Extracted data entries
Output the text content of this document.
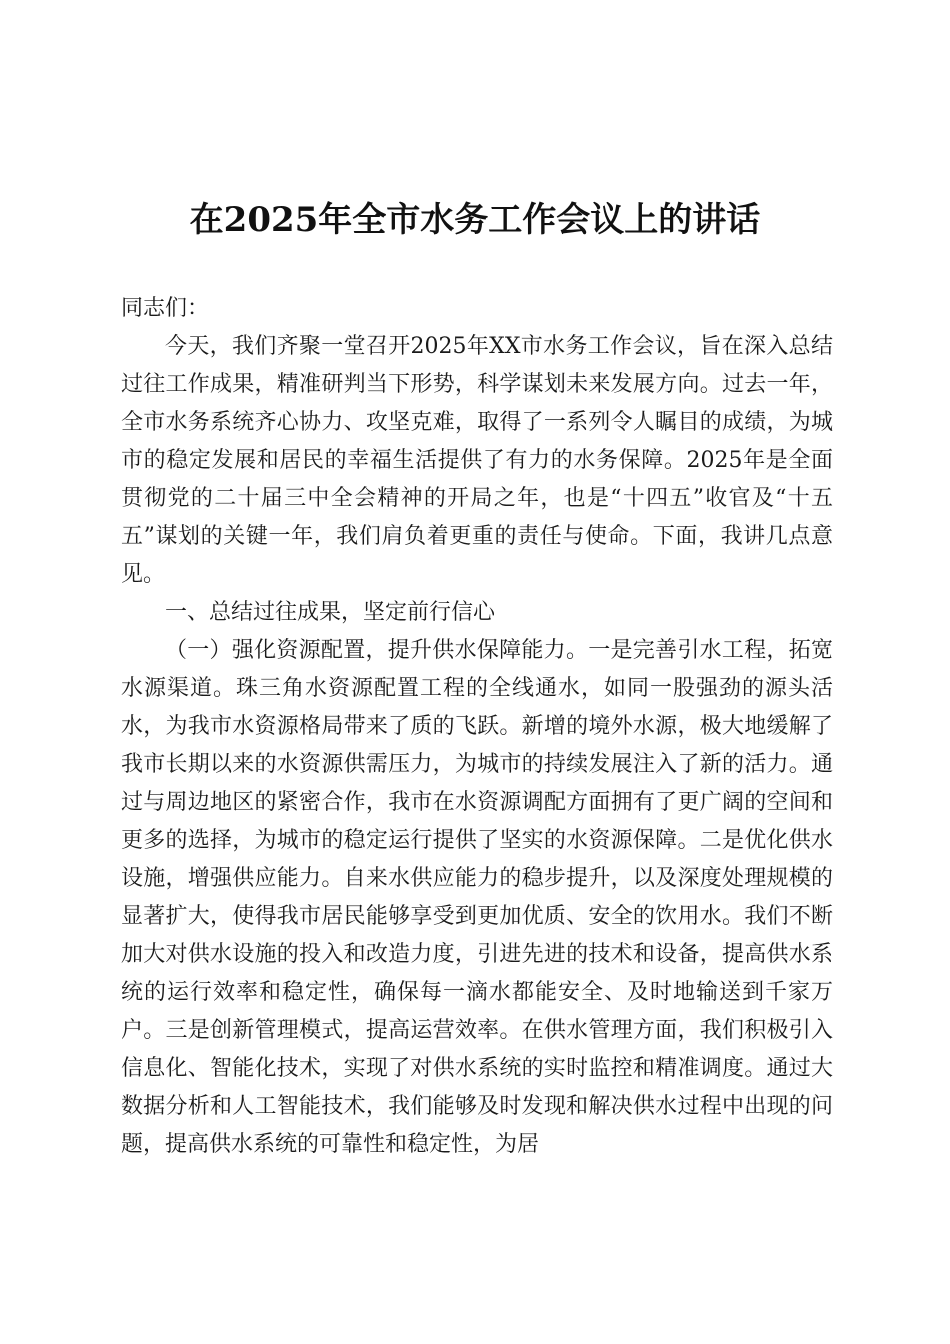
在2025年全市水务工作会议上的讲话

同志们：

今天，我们齐聚一堂召开2025年XX市水务工作会议，旨在深入总结过往工作成果，精准研判当下形势，科学谋划未来发展方向。过去一年，全市水务系统齐心协力、攻坚克难，取得了一系列令人瞩目的成绩，为城市的稳定发展和居民的幸福生活提供了有力的水务保障。2025年是全面贯彻党的二十届三中全会精神的开局之年，也是“十四五”收官及“十五五”谋划的关键一年，我们肩负着更重的责任与使命。下面，我讲几点意见。

一、总结过往成果，坚定前行信心

（一）强化资源配置，提升供水保障能力。一是完善引水工程，拓宽水源渠道。珠三角水资源配置工程的全线通水，如同一股强劲的源头活水，为我市水资源格局带来了质的飞跃。新增的境外水源，极大地缓解了我市长期以来的水资源供需压力，为城市的持续发展注入了新的活力。通过与周边地区的紧密合作，我市在水资源调配方面拥有了更广阔的空间和更多的选择，为城市的稳定运行提供了坚实的水资源保障。二是优化供水设施，增强供应能力。自来水供应能力的稳步提升，以及深度处理规模的显著扩大，使得我市居民能够享受到更加优质、安全的饮用水。我们不断加大对供水设施的投入和改造力度，引进先进的技术和设备，提高供水系统的运行效率和稳定性，确保每一滴水都能安全、及时地输送到千家万户。三是创新管理模式，提高运营效率。在供水管理方面，我们积极引入信息化、智能化技术，实现了对供水系统的实时监控和精准调度。通过大数据分析和人工智能技术，我们能够及时发现和解决供水过程中出现的问题，提高供水系统的可靠性和稳定性，为居
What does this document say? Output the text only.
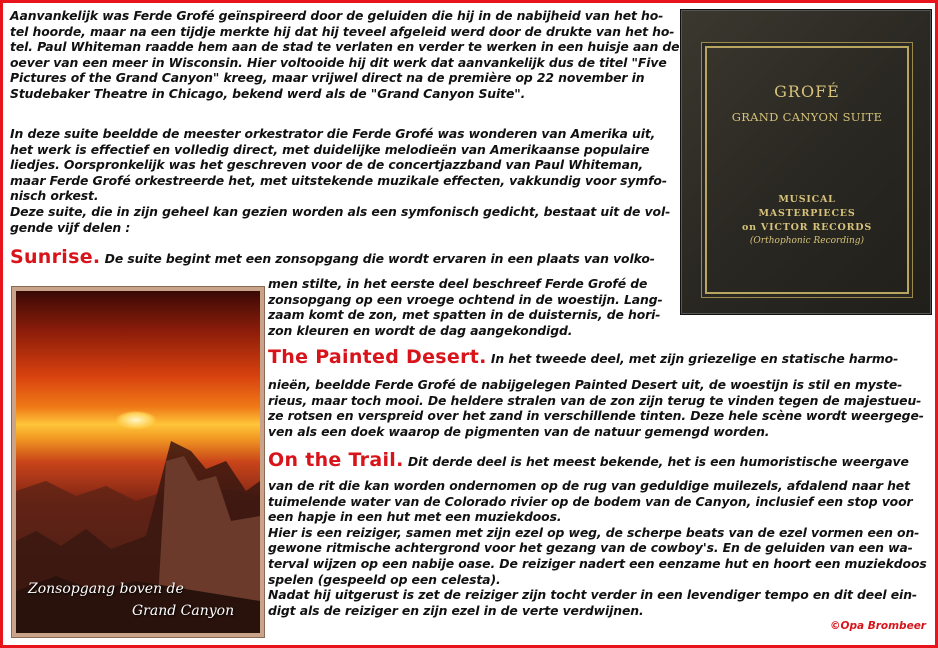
Aanvankelijk was Ferde Grofé geïnspireerd door de geluiden die hij in de nabijheid van het ho-
tel hoorde, maar na een tijdje merkte hij dat hij teveel afgeleid werd door de drukte van het ho-
tel. Paul Whiteman raadde hem aan de stad te verlaten en verder te werken in een huisje aan de
oever van een meer in Wisconsin. Hier voltooide hij dit werk dat aanvankelijk dus de titel "Five
Pictures of the Grand Canyon" kreeg, maar vrijwel direct na de première op 22 november in
Studebaker Theatre in Chicago, bekend werd als de "Grand Canyon Suite".
In deze suite beeldde de meester orkestrator die Ferde Grofé was wonderen van Amerika uit,
het werk is effectief en volledig direct, met duidelijke melodieën van Amerikaanse populaire
liedjes. Oorspronkelijk was het geschreven voor de de concertjazzband van Paul Whiteman,
maar Ferde Grofé orkestreerde het, met uitstekende muzikale effecten, vakkundig voor symfo-
nisch orkest.
Deze suite, die in zijn geheel kan gezien worden als een symfonisch gedicht, bestaat uit de vol-
gende vijf delen :
Sunrise. De suite begint met een zonsopgang die wordt ervaren in een plaats van volko-
men stilte, in het eerste deel beschreef Ferde Grofé de
zonsopgang op een vroege ochtend in de woestijn. Lang-
zaam komt de zon, met spatten in de duisternis, de hori-
zon kleuren en wordt de dag aangekondigd.
The Painted Desert. In het tweede deel, met zijn griezelige en statische harmo-
nieën, beeldde Ferde Grofé de nabijgelegen Painted Desert uit, de woestijn is stil en myste-
rieus, maar toch mooi. De heldere stralen van de zon zijn terug te vinden tegen de majestueu-
ze rotsen en verspreid over het zand in verschillende tinten. Deze hele scène wordt weergege-
ven als een doek waarop de pigmenten van de natuur gemengd worden.
On the Trail. Dit derde deel is het meest bekende, het is een humoristische weergave
van de rit die kan worden ondernomen op de rug van geduldige muilezels, afdalend naar het
tuimelende water van de Colorado rivier op de bodem van de Canyon, inclusief een stop voor
een hapje in een hut met een muziekdoos.
Hier is een reiziger, samen met zijn ezel op weg, de scherpe beats van de ezel vormen een on-
gewone ritmische achtergrond voor het gezang van de cowboy's. En de geluiden van een wa-
terval wijzen op een nabije oase. De reiziger nadert een eenzame hut en hoort een muziekdoos
spelen (gespeeld op een celesta).
Nadat hij uitgerust is zet de reiziger zijn tocht verder in een levendiger tempo en dit deel ein-
digt als de reiziger en zijn ezel in de verte verdwijnen.
GROFÉ
GRAND CANYON SUITE
MUSICAL
MASTERPIECES
on VICTOR RECORDS
(Orthophonic Recording)
Zonsopgang boven de
Grand Canyon
©Opa Brombeer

Request: Reproduce the listing above exactly, excluding all pictures.

The answer:
Output the text content of this document.
在2025年全市水务工作会议上的讲话

同志们：

今天，我们齐聚一堂召开2025年XX市水务工作会议，旨在深入总结过往工作成果，精准研判当下形势，科学谋划未来发展方向。过去一年，全市水务系统齐心协力、攻坚克难，取得了一系列令人瞩目的成绩，为城市的稳定发展和居民的幸福生活提供了有力的水务保障。2025年是全面贯彻党的二十届三中全会精神的开局之年，也是“十四五”收官及“十五五”谋划的关键一年，我们肩负着更重的责任与使命。下面，我讲几点意见。

一、总结过往成果，坚定前行信心

（一）强化资源配置，提升供水保障能力。一是完善引水工程，拓宽水源渠道。珠三角水资源配置工程的全线通水，如同一股强劲的源头活水，为我市水资源格局带来了质的飞跃。新增的境外水源，极大地缓解了我市长期以来的水资源供需压力，为城市的持续发展注入了新的活力。通过与周边地区的紧密合作，我市在水资源调配方面拥有了更广阔的空间和更多的选择，为城市的稳定运行提供了坚实的水资源保障。二是优化供水设施，增强供应能力。自来水供应能力的稳步提升，以及深度处理规模的显著扩大，使得我市居民能够享受到更加优质、安全的饮用水。我们不断加大对供水设施的投入和改造力度，引进先进的技术和设备，提高供水系统的运行效率和稳定性，确保每一滴水都能安全、及时地输送到千家万户。三是创新管理模式，提高运营效率。在供水管理方面，我们积极引入信息化、智能化技术，实现了对供水系统的实时监控和精准调度。通过大数据分析和人工智能技术，我们能够及时发现和解决供水过程中出现的问题，提高供水系统的可靠性和稳定性，为居
What does this document say? Output the text only.
Aanvankelijk was Ferde Grofé geïnspireerd door de geluiden die hij in de nabijheid van het ho-
tel hoorde, maar na een tijdje merkte hij dat hij teveel afgeleid werd door de drukte van het ho-
tel. Paul Whiteman raadde hem aan de stad te verlaten en verder te werken in een huisje aan de
oever van een meer in Wisconsin. Hier voltooide hij dit werk dat aanvankelijk dus de titel "Five
Pictures of the Grand Canyon" kreeg, maar vrijwel direct na de première op 22 november in
Studebaker Theatre in Chicago, bekend werd als de "Grand Canyon Suite".
In deze suite beeldde de meester orkestrator die Ferde Grofé was wonderen van Amerika uit,
het werk is effectief en volledig direct, met duidelijke melodieën van Amerikaanse populaire
liedjes. Oorspronkelijk was het geschreven voor de de concertjazzband van Paul Whiteman,
maar Ferde Grofé orkestreerde het, met uitstekende muzikale effecten, vakkundig voor symfo-
nisch orkest.
Deze suite, die in zijn geheel kan gezien worden als een symfonisch gedicht, bestaat uit de vol-
gende vijf delen :
Sunrise. De suite begint met een zonsopgang die wordt ervaren in een plaats van volko-
men stilte, in het eerste deel beschreef Ferde Grofé de
zonsopgang op een vroege ochtend in de woestijn. Lang-
zaam komt de zon, met spatten in de duisternis, de hori-
zon kleuren en wordt de dag aangekondigd.
The Painted Desert. In het tweede deel, met zijn griezelige en statische harmo-
nieën, beeldde Ferde Grofé de nabijgelegen Painted Desert uit, de woestijn is stil en myste-
rieus, maar toch mooi. De heldere stralen van de zon zijn terug te vinden tegen de majestueu-
ze rotsen en verspreid over het zand in verschillende tinten. Deze hele scène wordt weergege-
ven als een doek waarop de pigmenten van de natuur gemengd worden.
On the Trail. Dit derde deel is het meest bekende, het is een humoristische weergave
van de rit die kan worden ondernomen op de rug van geduldige muilezels, afdalend naar het
tuimelende water van de Colorado rivier op de bodem van de Canyon, inclusief een stop voor
een hapje in een hut met een muziekdoos.
Hier is een reiziger, samen met zijn ezel op weg, de scherpe beats van de ezel vormen een on-
gewone ritmische achtergrond voor het gezang van de cowboy's. En de geluiden van een wa-
terval wijzen op een nabije oase. De reiziger nadert een eenzame hut en hoort een muziekdoos
spelen (gespeeld op een celesta).
Nadat hij uitgerust is zet de reiziger zijn tocht verder in een levendiger tempo en dit deel ein-
digt als de reiziger en zijn ezel in de verte verdwijnen.
GROFÉ
GRAND CANYON SUITE
MUSICAL
MASTERPIECES
on VICTOR RECORDS
(Orthophonic Recording)
Zonsopgang boven de
Grand Canyon
©Opa Brombeer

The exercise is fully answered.